[Rows from a dataset]
---------------

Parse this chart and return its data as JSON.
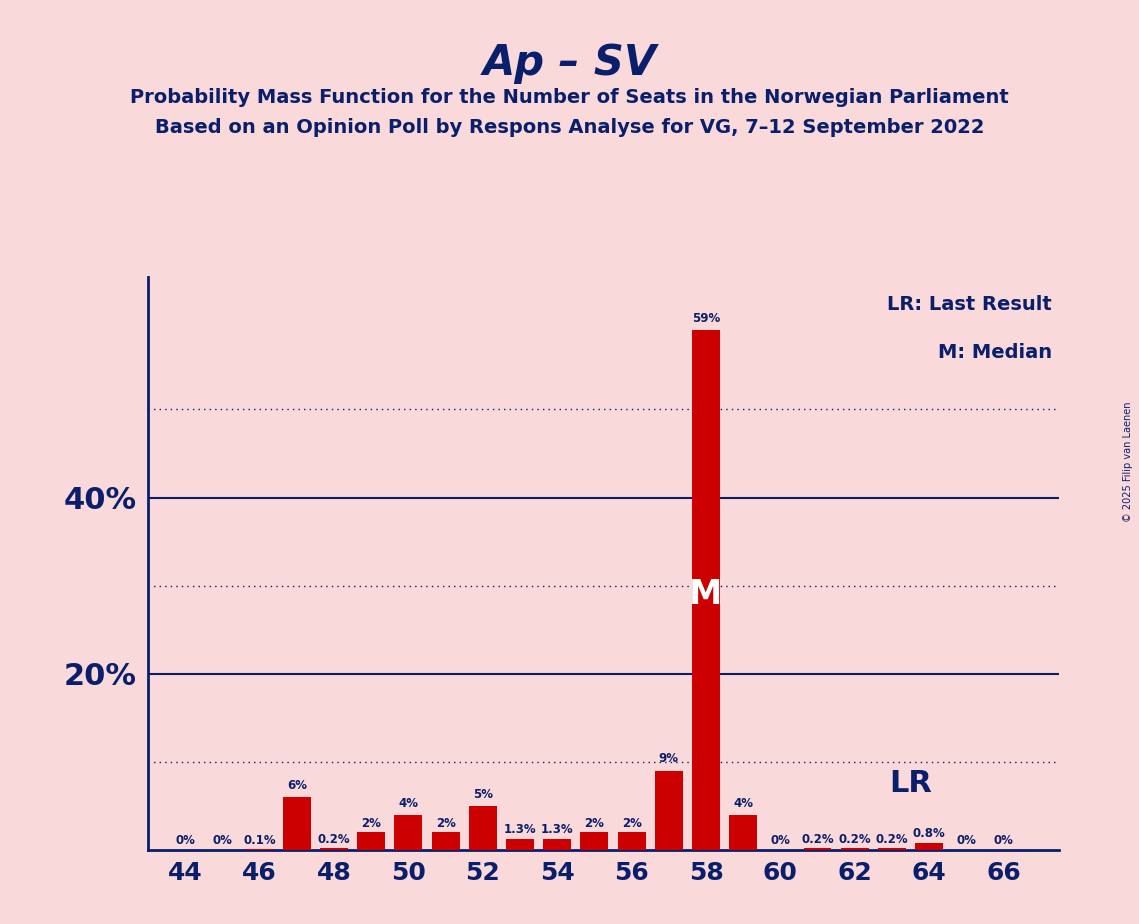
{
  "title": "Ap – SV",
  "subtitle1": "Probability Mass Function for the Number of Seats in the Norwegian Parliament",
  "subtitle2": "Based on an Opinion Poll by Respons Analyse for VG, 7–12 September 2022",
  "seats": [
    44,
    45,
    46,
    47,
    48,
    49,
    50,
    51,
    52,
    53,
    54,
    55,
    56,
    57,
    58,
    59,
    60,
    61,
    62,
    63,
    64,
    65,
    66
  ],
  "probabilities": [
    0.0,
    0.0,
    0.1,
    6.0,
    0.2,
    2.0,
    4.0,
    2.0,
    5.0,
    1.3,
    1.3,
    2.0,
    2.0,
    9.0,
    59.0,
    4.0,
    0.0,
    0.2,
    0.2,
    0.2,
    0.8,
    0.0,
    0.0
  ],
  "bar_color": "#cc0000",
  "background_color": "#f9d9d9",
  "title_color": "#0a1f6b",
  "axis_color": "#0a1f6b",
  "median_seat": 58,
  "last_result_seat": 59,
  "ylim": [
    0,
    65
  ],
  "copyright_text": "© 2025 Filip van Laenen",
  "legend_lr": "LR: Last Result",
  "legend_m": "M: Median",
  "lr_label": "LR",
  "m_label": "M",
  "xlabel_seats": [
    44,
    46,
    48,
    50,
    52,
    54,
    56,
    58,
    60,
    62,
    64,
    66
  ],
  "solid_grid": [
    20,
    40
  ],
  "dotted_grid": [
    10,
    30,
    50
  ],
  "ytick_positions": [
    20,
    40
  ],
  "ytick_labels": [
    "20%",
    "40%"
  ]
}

---------------

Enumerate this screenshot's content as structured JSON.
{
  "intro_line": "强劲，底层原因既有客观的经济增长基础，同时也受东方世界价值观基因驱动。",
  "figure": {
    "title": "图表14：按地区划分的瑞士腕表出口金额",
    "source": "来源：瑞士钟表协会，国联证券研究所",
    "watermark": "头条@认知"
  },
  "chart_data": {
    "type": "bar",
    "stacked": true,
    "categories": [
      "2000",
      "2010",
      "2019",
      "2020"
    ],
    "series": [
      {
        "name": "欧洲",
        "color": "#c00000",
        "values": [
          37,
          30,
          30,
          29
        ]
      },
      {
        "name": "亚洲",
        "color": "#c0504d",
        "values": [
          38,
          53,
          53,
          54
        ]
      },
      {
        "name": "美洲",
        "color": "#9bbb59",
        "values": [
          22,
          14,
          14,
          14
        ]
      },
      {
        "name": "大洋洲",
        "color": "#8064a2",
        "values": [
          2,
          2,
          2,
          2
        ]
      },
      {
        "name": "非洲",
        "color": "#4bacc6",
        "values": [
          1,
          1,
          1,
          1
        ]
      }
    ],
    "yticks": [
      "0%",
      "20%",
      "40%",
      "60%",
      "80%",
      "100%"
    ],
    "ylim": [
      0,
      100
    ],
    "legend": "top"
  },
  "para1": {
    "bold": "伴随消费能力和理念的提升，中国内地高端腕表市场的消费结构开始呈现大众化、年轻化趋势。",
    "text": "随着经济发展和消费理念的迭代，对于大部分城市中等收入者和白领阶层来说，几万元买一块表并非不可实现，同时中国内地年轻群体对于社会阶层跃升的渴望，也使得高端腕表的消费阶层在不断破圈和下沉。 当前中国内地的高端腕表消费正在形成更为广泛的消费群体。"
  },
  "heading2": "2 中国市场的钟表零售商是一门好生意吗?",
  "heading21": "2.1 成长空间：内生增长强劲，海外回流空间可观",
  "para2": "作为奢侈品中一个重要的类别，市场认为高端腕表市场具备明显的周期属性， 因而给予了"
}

---------------

* [Task description]: Scan the listing above and identify each line holding the string "this"; copy every such line.

* [Exercise response]:
Parse this chart and return its data as JSON.
Enumerate this screenshot's content as structured JSON.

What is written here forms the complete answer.